**Source records:**
-----

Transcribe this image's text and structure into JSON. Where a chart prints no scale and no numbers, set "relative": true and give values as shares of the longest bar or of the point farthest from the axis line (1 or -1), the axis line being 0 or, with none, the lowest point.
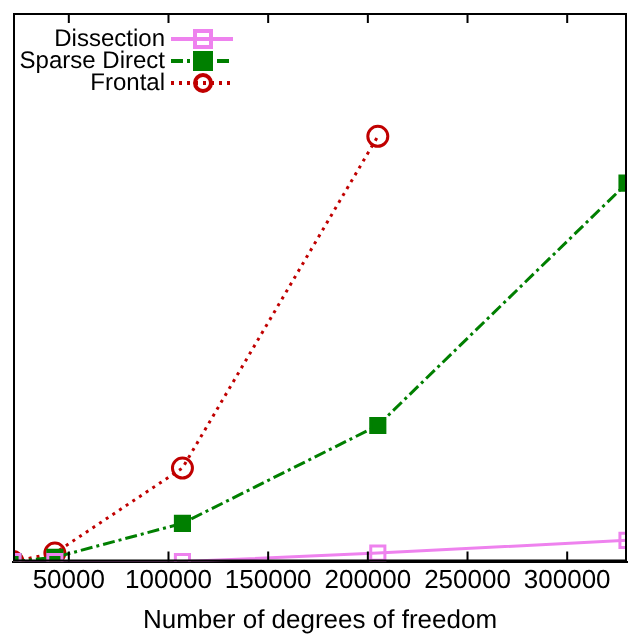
{
  "chart_data": {
    "type": "line",
    "xlabel": "Number of degrees of freedom",
    "relative": true,
    "xlim": [
      22000,
      330000
    ],
    "xticks": [
      50000,
      100000,
      150000,
      200000,
      250000,
      300000
    ],
    "x": [
      22000,
      43000,
      107000,
      205000,
      330000
    ],
    "series": [
      {
        "name": "Dissection",
        "color": "#ee82ee",
        "marker": "square",
        "line_style": "solid",
        "values": [
          0,
          0,
          0,
          0.02,
          0.05
        ]
      },
      {
        "name": "Sparse Direct",
        "color": "#007f00",
        "marker": "square",
        "line_style": "dashdot",
        "values": [
          0,
          0.01,
          0.09,
          0.32,
          0.89
        ]
      },
      {
        "name": "Frontal",
        "color": "#c00000",
        "marker": "circle",
        "line_style": "dotted",
        "values": [
          0,
          0.02,
          0.22,
          1,
          null
        ]
      }
    ],
    "legend": "top left",
    "grid": false
  }
}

-----

**Your objective:**
Images should not appear in the copy; retype the listing above exactly.

**In response:**
Transcribe this image's text and structure into JSON. Where a chart prints no scale and no numbers, set "relative": true and give values as shares of the longest bar or of the point farthest from the axis line (1 or -1), the axis line being 0 or, with none, the lowest point.
{
  "chart_data": {
    "type": "line",
    "xlabel": "Number of degrees of freedom",
    "relative": true,
    "xlim": [
      22000,
      330000
    ],
    "xticks": [
      50000,
      100000,
      150000,
      200000,
      250000,
      300000
    ],
    "x": [
      22000,
      43000,
      107000,
      205000,
      330000
    ],
    "series": [
      {
        "name": "Dissection",
        "color": "#ee82ee",
        "marker": "square",
        "line_style": "solid",
        "values": [
          0,
          0,
          0,
          0.02,
          0.05
        ]
      },
      {
        "name": "Sparse Direct",
        "color": "#007f00",
        "marker": "square",
        "line_style": "dashdot",
        "values": [
          0,
          0.01,
          0.09,
          0.32,
          0.89
        ]
      },
      {
        "name": "Frontal",
        "color": "#c00000",
        "marker": "circle",
        "line_style": "dotted",
        "values": [
          0,
          0.02,
          0.22,
          1,
          null
        ]
      }
    ],
    "legend": "top left",
    "grid": false
  }
}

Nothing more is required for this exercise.